> TASK TO COMPLETE
Return every line below as is, leaving out the pictures.

> EXTRACTED INFORMATION
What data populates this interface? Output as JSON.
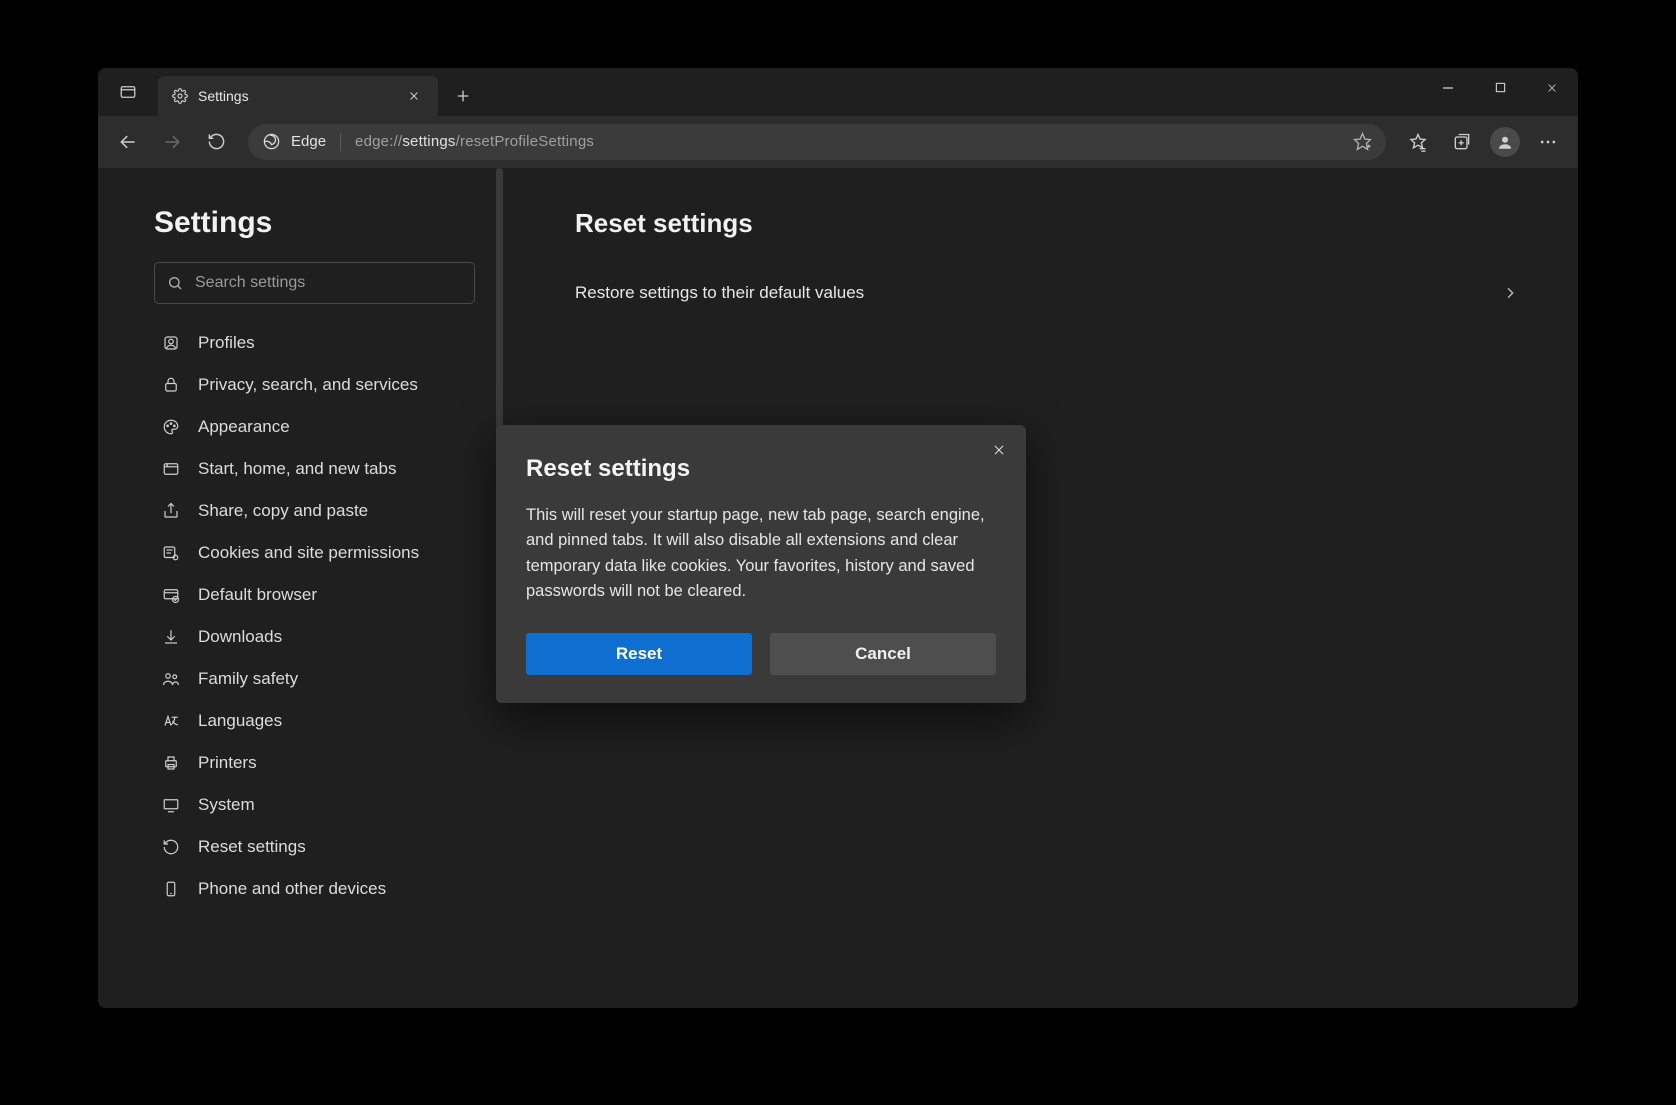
{
  "tab": {
    "title": "Settings"
  },
  "toolbar": {
    "edge_label": "Edge",
    "url_prefix": "edge://",
    "url_strong": "settings",
    "url_suffix": "/resetProfileSettings"
  },
  "sidebar": {
    "title": "Settings",
    "search_placeholder": "Search settings",
    "items": [
      {
        "label": "Profiles"
      },
      {
        "label": "Privacy, search, and services"
      },
      {
        "label": "Appearance"
      },
      {
        "label": "Start, home, and new tabs"
      },
      {
        "label": "Share, copy and paste"
      },
      {
        "label": "Cookies and site permissions"
      },
      {
        "label": "Default browser"
      },
      {
        "label": "Downloads"
      },
      {
        "label": "Family safety"
      },
      {
        "label": "Languages"
      },
      {
        "label": "Printers"
      },
      {
        "label": "System"
      },
      {
        "label": "Reset settings"
      },
      {
        "label": "Phone and other devices"
      }
    ]
  },
  "main": {
    "heading": "Reset settings",
    "row_label": "Restore settings to their default values"
  },
  "dialog": {
    "title": "Reset settings",
    "body": "This will reset your startup page, new tab page, search engine, and pinned tabs. It will also disable all extensions and clear temporary data like cookies. Your favorites, history and saved passwords will not be cleared.",
    "primary": "Reset",
    "secondary": "Cancel"
  }
}
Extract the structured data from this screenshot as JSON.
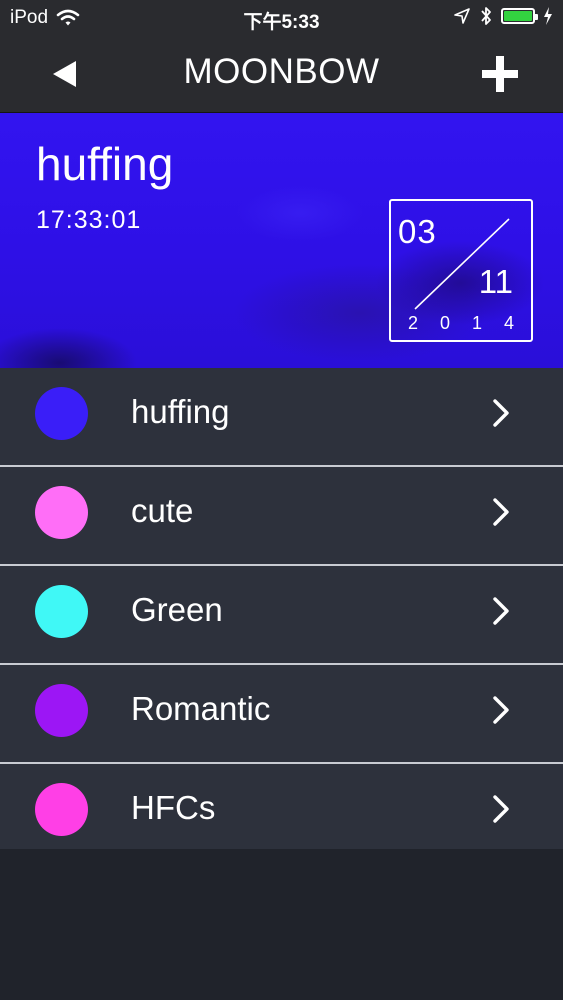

> FULL OUTPUT
What data populates this interface? Output as JSON.
{
  "tab": {
    "title": "Settings"
  },
  "toolbar": {
    "edge_label": "Edge",
    "url_prefix": "edge://",
    "url_strong": "settings",
    "url_suffix": "/resetProfileSettings"
  },
  "sidebar": {
    "title": "Settings",
    "search_placeholder": "Search settings",
    "items": [
      {
        "label": "Profiles"
      },
      {
        "label": "Privacy, search, and services"
      },
      {
        "label": "Appearance"
      },
      {
        "label": "Start, home, and new tabs"
      },
      {
        "label": "Share, copy and paste"
      },
      {
        "label": "Cookies and site permissions"
      },
      {
        "label": "Default browser"
      },
      {
        "label": "Downloads"
      },
      {
        "label": "Family safety"
      },
      {
        "label": "Languages"
      },
      {
        "label": "Printers"
      },
      {
        "label": "System"
      },
      {
        "label": "Reset settings"
      },
      {
        "label": "Phone and other devices"
      }
    ]
  },
  "main": {
    "heading": "Reset settings",
    "row_label": "Restore settings to their default values"
  },
  "dialog": {
    "title": "Reset settings",
    "body": "This will reset your startup page, new tab page, search engine, and pinned tabs. It will also disable all extensions and clear temporary data like cookies. Your favorites, history and saved passwords will not be cleared.",
    "primary": "Reset",
    "secondary": "Cancel"
  }
}
Extract the structured data from this screenshot as JSON.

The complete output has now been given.